Source records:

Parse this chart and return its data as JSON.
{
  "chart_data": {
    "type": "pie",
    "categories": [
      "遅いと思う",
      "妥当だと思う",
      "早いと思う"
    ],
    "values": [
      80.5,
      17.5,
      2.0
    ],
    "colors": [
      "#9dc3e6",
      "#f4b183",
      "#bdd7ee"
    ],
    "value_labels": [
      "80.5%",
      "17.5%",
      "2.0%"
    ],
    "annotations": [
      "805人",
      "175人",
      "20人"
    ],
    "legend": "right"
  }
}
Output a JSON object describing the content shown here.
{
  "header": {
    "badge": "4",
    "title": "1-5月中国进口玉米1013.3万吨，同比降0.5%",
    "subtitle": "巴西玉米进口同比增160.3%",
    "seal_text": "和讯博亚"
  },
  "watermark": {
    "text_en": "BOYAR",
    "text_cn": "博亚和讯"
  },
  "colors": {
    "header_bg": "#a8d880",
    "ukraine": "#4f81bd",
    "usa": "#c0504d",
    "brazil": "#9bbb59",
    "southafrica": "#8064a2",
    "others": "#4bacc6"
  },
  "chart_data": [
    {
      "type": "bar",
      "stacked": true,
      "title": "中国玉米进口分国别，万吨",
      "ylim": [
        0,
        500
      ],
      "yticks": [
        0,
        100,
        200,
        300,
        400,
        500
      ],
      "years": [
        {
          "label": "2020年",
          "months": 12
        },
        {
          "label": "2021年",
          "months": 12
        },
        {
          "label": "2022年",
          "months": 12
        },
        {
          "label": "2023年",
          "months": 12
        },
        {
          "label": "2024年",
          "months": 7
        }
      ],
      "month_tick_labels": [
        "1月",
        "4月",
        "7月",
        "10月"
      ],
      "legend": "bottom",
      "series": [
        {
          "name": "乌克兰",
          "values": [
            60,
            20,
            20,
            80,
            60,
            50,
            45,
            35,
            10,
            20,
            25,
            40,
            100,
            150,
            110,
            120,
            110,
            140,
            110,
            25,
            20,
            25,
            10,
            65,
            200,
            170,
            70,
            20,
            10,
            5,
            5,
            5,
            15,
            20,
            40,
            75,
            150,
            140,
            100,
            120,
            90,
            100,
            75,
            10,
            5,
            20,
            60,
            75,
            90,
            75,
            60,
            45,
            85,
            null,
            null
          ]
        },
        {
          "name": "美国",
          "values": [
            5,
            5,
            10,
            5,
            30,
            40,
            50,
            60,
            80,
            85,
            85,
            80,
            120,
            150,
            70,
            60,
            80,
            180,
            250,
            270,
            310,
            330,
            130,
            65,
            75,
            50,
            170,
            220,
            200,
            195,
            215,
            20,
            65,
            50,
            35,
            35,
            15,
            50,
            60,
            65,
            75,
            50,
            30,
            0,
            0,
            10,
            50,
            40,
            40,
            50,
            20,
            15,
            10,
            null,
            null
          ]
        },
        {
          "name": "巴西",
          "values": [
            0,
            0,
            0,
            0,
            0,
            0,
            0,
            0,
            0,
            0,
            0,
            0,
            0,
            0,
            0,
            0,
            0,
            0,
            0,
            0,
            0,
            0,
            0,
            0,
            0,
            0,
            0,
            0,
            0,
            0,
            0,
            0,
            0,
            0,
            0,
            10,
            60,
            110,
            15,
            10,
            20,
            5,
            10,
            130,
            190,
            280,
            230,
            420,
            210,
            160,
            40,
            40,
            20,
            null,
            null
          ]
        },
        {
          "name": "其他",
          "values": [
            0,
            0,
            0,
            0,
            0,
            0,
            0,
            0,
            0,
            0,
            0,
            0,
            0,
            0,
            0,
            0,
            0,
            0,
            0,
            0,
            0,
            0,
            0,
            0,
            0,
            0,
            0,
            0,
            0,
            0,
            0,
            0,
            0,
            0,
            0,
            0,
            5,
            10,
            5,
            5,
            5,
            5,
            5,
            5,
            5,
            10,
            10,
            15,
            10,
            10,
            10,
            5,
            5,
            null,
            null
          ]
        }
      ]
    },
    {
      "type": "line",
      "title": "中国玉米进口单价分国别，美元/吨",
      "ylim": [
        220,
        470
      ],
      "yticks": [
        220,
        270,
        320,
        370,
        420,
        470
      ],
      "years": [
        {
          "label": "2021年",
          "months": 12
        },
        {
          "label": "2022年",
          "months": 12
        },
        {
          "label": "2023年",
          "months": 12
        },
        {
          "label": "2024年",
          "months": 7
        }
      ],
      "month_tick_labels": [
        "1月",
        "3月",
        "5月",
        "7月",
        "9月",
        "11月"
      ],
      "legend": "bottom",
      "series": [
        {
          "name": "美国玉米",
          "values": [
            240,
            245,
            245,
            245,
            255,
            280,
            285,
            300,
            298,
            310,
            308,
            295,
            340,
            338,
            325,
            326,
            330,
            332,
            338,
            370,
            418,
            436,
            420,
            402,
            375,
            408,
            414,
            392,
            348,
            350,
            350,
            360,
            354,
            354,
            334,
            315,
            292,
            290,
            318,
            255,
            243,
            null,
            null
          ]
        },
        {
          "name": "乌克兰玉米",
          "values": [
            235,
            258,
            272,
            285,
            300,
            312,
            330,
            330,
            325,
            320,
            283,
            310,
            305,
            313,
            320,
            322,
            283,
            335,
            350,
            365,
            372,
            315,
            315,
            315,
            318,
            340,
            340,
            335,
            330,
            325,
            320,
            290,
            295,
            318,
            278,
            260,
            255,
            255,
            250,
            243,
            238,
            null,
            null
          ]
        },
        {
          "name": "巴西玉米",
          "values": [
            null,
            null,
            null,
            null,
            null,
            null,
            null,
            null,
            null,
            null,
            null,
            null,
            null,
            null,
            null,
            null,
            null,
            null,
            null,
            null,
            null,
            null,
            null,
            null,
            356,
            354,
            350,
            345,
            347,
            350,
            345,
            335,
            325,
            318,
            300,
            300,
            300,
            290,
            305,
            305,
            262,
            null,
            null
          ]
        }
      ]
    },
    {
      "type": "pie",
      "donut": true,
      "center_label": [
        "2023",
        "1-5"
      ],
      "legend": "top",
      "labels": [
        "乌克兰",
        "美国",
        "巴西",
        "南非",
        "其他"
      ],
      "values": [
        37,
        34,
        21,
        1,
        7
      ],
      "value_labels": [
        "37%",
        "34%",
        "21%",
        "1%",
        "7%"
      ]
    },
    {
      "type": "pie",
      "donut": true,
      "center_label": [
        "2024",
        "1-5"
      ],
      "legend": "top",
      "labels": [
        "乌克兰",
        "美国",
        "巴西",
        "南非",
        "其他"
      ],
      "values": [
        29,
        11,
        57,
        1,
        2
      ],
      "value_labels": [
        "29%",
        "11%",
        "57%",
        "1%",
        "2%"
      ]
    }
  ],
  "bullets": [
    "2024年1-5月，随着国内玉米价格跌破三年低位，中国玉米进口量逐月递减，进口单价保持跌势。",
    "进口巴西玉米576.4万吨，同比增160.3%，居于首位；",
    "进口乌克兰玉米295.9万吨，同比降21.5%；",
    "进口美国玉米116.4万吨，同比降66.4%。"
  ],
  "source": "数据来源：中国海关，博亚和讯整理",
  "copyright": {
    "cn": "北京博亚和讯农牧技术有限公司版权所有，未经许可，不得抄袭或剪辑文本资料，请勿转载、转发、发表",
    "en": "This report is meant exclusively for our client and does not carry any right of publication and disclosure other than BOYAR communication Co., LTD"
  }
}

Short problem:
Copy every line of the material, please, keeping it exactly the same.

Reply:
Parse this chart and return its data as JSON.
{
  "chart_data": {
    "type": "pie",
    "categories": [
      "遅いと思う",
      "妥当だと思う",
      "早いと思う"
    ],
    "values": [
      80.5,
      17.5,
      2.0
    ],
    "colors": [
      "#9dc3e6",
      "#f4b183",
      "#bdd7ee"
    ],
    "value_labels": [
      "80.5%",
      "17.5%",
      "2.0%"
    ],
    "annotations": [
      "805人",
      "175人",
      "20人"
    ],
    "legend": "right"
  }
}
Output a JSON object describing the content shown here.
{
  "header": {
    "badge": "4",
    "title": "1-5月中国进口玉米1013.3万吨，同比降0.5%",
    "subtitle": "巴西玉米进口同比增160.3%",
    "seal_text": "和讯博亚"
  },
  "watermark": {
    "text_en": "BOYAR",
    "text_cn": "博亚和讯"
  },
  "colors": {
    "header_bg": "#a8d880",
    "ukraine": "#4f81bd",
    "usa": "#c0504d",
    "brazil": "#9bbb59",
    "southafrica": "#8064a2",
    "others": "#4bacc6"
  },
  "chart_data": [
    {
      "type": "bar",
      "stacked": true,
      "title": "中国玉米进口分国别，万吨",
      "ylim": [
        0,
        500
      ],
      "yticks": [
        0,
        100,
        200,
        300,
        400,
        500
      ],
      "years": [
        {
          "label": "2020年",
          "months": 12
        },
        {
          "label": "2021年",
          "months": 12
        },
        {
          "label": "2022年",
          "months": 12
        },
        {
          "label": "2023年",
          "months": 12
        },
        {
          "label": "2024年",
          "months": 7
        }
      ],
      "month_tick_labels": [
        "1月",
        "4月",
        "7月",
        "10月"
      ],
      "legend": "bottom",
      "series": [
        {
          "name": "乌克兰",
          "values": [
            60,
            20,
            20,
            80,
            60,
            50,
            45,
            35,
            10,
            20,
            25,
            40,
            100,
            150,
            110,
            120,
            110,
            140,
            110,
            25,
            20,
            25,
            10,
            65,
            200,
            170,
            70,
            20,
            10,
            5,
            5,
            5,
            15,
            20,
            40,
            75,
            150,
            140,
            100,
            120,
            90,
            100,
            75,
            10,
            5,
            20,
            60,
            75,
            90,
            75,
            60,
            45,
            85,
            null,
            null
          ]
        },
        {
          "name": "美国",
          "values": [
            5,
            5,
            10,
            5,
            30,
            40,
            50,
            60,
            80,
            85,
            85,
            80,
            120,
            150,
            70,
            60,
            80,
            180,
            250,
            270,
            310,
            330,
            130,
            65,
            75,
            50,
            170,
            220,
            200,
            195,
            215,
            20,
            65,
            50,
            35,
            35,
            15,
            50,
            60,
            65,
            75,
            50,
            30,
            0,
            0,
            10,
            50,
            40,
            40,
            50,
            20,
            15,
            10,
            null,
            null
          ]
        },
        {
          "name": "巴西",
          "values": [
            0,
            0,
            0,
            0,
            0,
            0,
            0,
            0,
            0,
            0,
            0,
            0,
            0,
            0,
            0,
            0,
            0,
            0,
            0,
            0,
            0,
            0,
            0,
            0,
            0,
            0,
            0,
            0,
            0,
            0,
            0,
            0,
            0,
            0,
            0,
            10,
            60,
            110,
            15,
            10,
            20,
            5,
            10,
            130,
            190,
            280,
            230,
            420,
            210,
            160,
            40,
            40,
            20,
            null,
            null
          ]
        },
        {
          "name": "其他",
          "values": [
            0,
            0,
            0,
            0,
            0,
            0,
            0,
            0,
            0,
            0,
            0,
            0,
            0,
            0,
            0,
            0,
            0,
            0,
            0,
            0,
            0,
            0,
            0,
            0,
            0,
            0,
            0,
            0,
            0,
            0,
            0,
            0,
            0,
            0,
            0,
            0,
            5,
            10,
            5,
            5,
            5,
            5,
            5,
            5,
            5,
            10,
            10,
            15,
            10,
            10,
            10,
            5,
            5,
            null,
            null
          ]
        }
      ]
    },
    {
      "type": "line",
      "title": "中国玉米进口单价分国别，美元/吨",
      "ylim": [
        220,
        470
      ],
      "yticks": [
        220,
        270,
        320,
        370,
        420,
        470
      ],
      "years": [
        {
          "label": "2021年",
          "months": 12
        },
        {
          "label": "2022年",
          "months": 12
        },
        {
          "label": "2023年",
          "months": 12
        },
        {
          "label": "2024年",
          "months": 7
        }
      ],
      "month_tick_labels": [
        "1月",
        "3月",
        "5月",
        "7月",
        "9月",
        "11月"
      ],
      "legend": "bottom",
      "series": [
        {
          "name": "美国玉米",
          "values": [
            240,
            245,
            245,
            245,
            255,
            280,
            285,
            300,
            298,
            310,
            308,
            295,
            340,
            338,
            325,
            326,
            330,
            332,
            338,
            370,
            418,
            436,
            420,
            402,
            375,
            408,
            414,
            392,
            348,
            350,
            350,
            360,
            354,
            354,
            334,
            315,
            292,
            290,
            318,
            255,
            243,
            null,
            null
          ]
        },
        {
          "name": "乌克兰玉米",
          "values": [
            235,
            258,
            272,
            285,
            300,
            312,
            330,
            330,
            325,
            320,
            283,
            310,
            305,
            313,
            320,
            322,
            283,
            335,
            350,
            365,
            372,
            315,
            315,
            315,
            318,
            340,
            340,
            335,
            330,
            325,
            320,
            290,
            295,
            318,
            278,
            260,
            255,
            255,
            250,
            243,
            238,
            null,
            null
          ]
        },
        {
          "name": "巴西玉米",
          "values": [
            null,
            null,
            null,
            null,
            null,
            null,
            null,
            null,
            null,
            null,
            null,
            null,
            null,
            null,
            null,
            null,
            null,
            null,
            null,
            null,
            null,
            null,
            null,
            null,
            356,
            354,
            350,
            345,
            347,
            350,
            345,
            335,
            325,
            318,
            300,
            300,
            300,
            290,
            305,
            305,
            262,
            null,
            null
          ]
        }
      ]
    },
    {
      "type": "pie",
      "donut": true,
      "center_label": [
        "2023",
        "1-5"
      ],
      "legend": "top",
      "labels": [
        "乌克兰",
        "美国",
        "巴西",
        "南非",
        "其他"
      ],
      "values": [
        37,
        34,
        21,
        1,
        7
      ],
      "value_labels": [
        "37%",
        "34%",
        "21%",
        "1%",
        "7%"
      ]
    },
    {
      "type": "pie",
      "donut": true,
      "center_label": [
        "2024",
        "1-5"
      ],
      "legend": "top",
      "labels": [
        "乌克兰",
        "美国",
        "巴西",
        "南非",
        "其他"
      ],
      "values": [
        29,
        11,
        57,
        1,
        2
      ],
      "value_labels": [
        "29%",
        "11%",
        "57%",
        "1%",
        "2%"
      ]
    }
  ],
  "bullets": [
    "2024年1-5月，随着国内玉米价格跌破三年低位，中国玉米进口量逐月递减，进口单价保持跌势。",
    "进口巴西玉米576.4万吨，同比增160.3%，居于首位；",
    "进口乌克兰玉米295.9万吨，同比降21.5%；",
    "进口美国玉米116.4万吨，同比降66.4%。"
  ],
  "source": "数据来源：中国海关，博亚和讯整理",
  "copyright": {
    "cn": "北京博亚和讯农牧技术有限公司版权所有，未经许可，不得抄袭或剪辑文本资料，请勿转载、转发、发表",
    "en": "This report is meant exclusively for our client and does not carry any right of publication and disclosure other than BOYAR communication Co., LTD"
  }
}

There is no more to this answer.